_What is asked_
Copy the data below word for word, keeping every line and character unchanged.

— Begin Working data —

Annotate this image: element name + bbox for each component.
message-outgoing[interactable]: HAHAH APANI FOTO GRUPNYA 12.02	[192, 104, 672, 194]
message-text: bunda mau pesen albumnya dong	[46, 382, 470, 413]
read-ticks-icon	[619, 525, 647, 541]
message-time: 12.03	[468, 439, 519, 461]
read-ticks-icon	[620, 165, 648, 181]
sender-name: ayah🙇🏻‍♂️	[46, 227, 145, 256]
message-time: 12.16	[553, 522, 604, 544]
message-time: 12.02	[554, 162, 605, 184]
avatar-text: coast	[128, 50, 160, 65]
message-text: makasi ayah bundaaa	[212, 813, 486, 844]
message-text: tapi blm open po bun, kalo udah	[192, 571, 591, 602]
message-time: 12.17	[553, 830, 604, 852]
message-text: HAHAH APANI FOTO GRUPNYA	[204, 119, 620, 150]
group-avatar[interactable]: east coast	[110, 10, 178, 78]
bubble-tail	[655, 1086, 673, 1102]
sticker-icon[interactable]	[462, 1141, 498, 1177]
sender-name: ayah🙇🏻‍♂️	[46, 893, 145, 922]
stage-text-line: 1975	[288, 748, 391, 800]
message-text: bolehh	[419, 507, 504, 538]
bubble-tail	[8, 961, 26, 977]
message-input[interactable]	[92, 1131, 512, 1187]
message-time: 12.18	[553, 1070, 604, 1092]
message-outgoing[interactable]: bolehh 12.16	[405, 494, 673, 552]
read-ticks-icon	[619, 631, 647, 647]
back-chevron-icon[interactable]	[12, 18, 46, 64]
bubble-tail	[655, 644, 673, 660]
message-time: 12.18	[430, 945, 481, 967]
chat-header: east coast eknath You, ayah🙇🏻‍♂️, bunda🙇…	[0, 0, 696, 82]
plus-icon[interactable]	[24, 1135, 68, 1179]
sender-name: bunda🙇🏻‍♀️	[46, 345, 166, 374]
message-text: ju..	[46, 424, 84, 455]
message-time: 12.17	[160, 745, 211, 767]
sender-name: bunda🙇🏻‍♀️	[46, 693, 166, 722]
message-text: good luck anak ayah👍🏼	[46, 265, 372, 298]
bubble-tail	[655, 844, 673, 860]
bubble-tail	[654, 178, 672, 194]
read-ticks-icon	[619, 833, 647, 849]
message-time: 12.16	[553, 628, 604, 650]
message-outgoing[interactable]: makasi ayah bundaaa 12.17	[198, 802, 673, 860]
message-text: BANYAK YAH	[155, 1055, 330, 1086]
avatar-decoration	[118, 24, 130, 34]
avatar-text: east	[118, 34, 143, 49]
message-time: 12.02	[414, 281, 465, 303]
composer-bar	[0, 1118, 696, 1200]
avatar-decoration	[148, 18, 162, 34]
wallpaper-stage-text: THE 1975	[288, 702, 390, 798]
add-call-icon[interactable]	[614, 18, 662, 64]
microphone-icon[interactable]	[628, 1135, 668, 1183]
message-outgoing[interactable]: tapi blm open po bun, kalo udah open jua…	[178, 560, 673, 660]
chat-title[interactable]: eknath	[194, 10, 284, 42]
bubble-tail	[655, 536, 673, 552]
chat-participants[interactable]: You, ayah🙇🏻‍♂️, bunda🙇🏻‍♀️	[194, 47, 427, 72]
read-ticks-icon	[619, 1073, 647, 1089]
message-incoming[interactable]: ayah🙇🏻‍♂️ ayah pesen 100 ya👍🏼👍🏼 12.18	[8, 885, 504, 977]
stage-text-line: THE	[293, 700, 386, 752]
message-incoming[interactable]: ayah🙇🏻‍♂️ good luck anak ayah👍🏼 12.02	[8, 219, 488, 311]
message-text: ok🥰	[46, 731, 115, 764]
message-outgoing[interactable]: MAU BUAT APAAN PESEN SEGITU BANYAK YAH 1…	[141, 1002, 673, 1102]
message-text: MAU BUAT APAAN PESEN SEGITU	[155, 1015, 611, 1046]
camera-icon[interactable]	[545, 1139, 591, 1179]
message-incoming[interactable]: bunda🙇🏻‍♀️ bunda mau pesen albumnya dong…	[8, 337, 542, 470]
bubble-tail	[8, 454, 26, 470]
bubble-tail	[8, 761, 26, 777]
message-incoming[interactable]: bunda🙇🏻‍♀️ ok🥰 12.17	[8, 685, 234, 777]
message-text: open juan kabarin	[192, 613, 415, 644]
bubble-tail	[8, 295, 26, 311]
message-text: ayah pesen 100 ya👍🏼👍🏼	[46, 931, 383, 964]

— End Working data —

_Task solution_
Annotate this image: element name + bbox for each component.
message-outgoing[interactable]: HAHAH APANI FOTO GRUPNYA 12.02	[192, 104, 672, 194]
message-text: bunda mau pesen albumnya dong	[46, 382, 470, 413]
read-ticks-icon	[619, 525, 647, 541]
message-time: 12.03	[468, 439, 519, 461]
read-ticks-icon	[620, 165, 648, 181]
sender-name: ayah🙇🏻‍♂️	[46, 227, 145, 256]
message-time: 12.16	[553, 522, 604, 544]
message-time: 12.02	[554, 162, 605, 184]
avatar-text: coast	[128, 50, 160, 65]
message-text: makasi ayah bundaaa	[212, 813, 486, 844]
message-text: tapi blm open po bun, kalo udah	[192, 571, 591, 602]
message-time: 12.17	[553, 830, 604, 852]
message-text: HAHAH APANI FOTO GRUPNYA	[204, 119, 620, 150]
group-avatar[interactable]: east coast	[110, 10, 178, 78]
bubble-tail	[655, 1086, 673, 1102]
sticker-icon[interactable]	[462, 1141, 498, 1177]
sender-name: ayah🙇🏻‍♂️	[46, 893, 145, 922]
stage-text-line: 1975	[288, 748, 391, 800]
message-text: bolehh	[419, 507, 504, 538]
bubble-tail	[8, 961, 26, 977]
message-input[interactable]	[92, 1131, 512, 1187]
message-time: 12.18	[553, 1070, 604, 1092]
message-outgoing[interactable]: bolehh 12.16	[405, 494, 673, 552]
read-ticks-icon	[619, 631, 647, 647]
back-chevron-icon[interactable]	[12, 18, 46, 64]
bubble-tail	[655, 644, 673, 660]
message-time: 12.18	[430, 945, 481, 967]
chat-header: east coast eknath You, ayah🙇🏻‍♂️, bunda🙇…	[0, 0, 696, 82]
plus-icon[interactable]	[24, 1135, 68, 1179]
sender-name: bunda🙇🏻‍♀️	[46, 345, 166, 374]
message-text: ju..	[46, 424, 84, 455]
message-time: 12.17	[160, 745, 211, 767]
sender-name: bunda🙇🏻‍♀️	[46, 693, 166, 722]
message-text: good luck anak ayah👍🏼	[46, 265, 372, 298]
bubble-tail	[655, 844, 673, 860]
bubble-tail	[654, 178, 672, 194]
read-ticks-icon	[619, 833, 647, 849]
message-time: 12.16	[553, 628, 604, 650]
message-outgoing[interactable]: makasi ayah bundaaa 12.17	[198, 802, 673, 860]
message-text: BANYAK YAH	[155, 1055, 330, 1086]
avatar-decoration	[118, 24, 130, 34]
avatar-text: east	[118, 34, 143, 49]
message-time: 12.02	[414, 281, 465, 303]
composer-bar	[0, 1118, 696, 1200]
avatar-decoration	[148, 18, 162, 34]
wallpaper-stage-text: THE 1975	[288, 702, 390, 798]
add-call-icon[interactable]	[614, 18, 662, 64]
microphone-icon[interactable]	[628, 1135, 668, 1183]
message-outgoing[interactable]: tapi blm open po bun, kalo udah open jua…	[178, 560, 673, 660]
chat-title[interactable]: eknath	[194, 10, 284, 42]
bubble-tail	[655, 536, 673, 552]
chat-participants[interactable]: You, ayah🙇🏻‍♂️, bunda🙇🏻‍♀️	[194, 47, 427, 72]
read-ticks-icon	[619, 1073, 647, 1089]
message-incoming[interactable]: ayah🙇🏻‍♂️ ayah pesen 100 ya👍🏼👍🏼 12.18	[8, 885, 504, 977]
stage-text-line: THE	[293, 700, 386, 752]
message-incoming[interactable]: ayah🙇🏻‍♂️ good luck anak ayah👍🏼 12.02	[8, 219, 488, 311]
message-text: ok🥰	[46, 731, 115, 764]
message-outgoing[interactable]: MAU BUAT APAAN PESEN SEGITU BANYAK YAH 1…	[141, 1002, 673, 1102]
message-text: MAU BUAT APAAN PESEN SEGITU	[155, 1015, 611, 1046]
camera-icon[interactable]	[545, 1139, 591, 1179]
message-incoming[interactable]: bunda🙇🏻‍♀️ bunda mau pesen albumnya dong…	[8, 337, 542, 470]
bubble-tail	[8, 454, 26, 470]
bubble-tail	[8, 761, 26, 777]
message-incoming[interactable]: bunda🙇🏻‍♀️ ok🥰 12.17	[8, 685, 234, 777]
message-text: open juan kabarin	[192, 613, 415, 644]
bubble-tail	[8, 295, 26, 311]
message-text: ayah pesen 100 ya👍🏼👍🏼	[46, 931, 383, 964]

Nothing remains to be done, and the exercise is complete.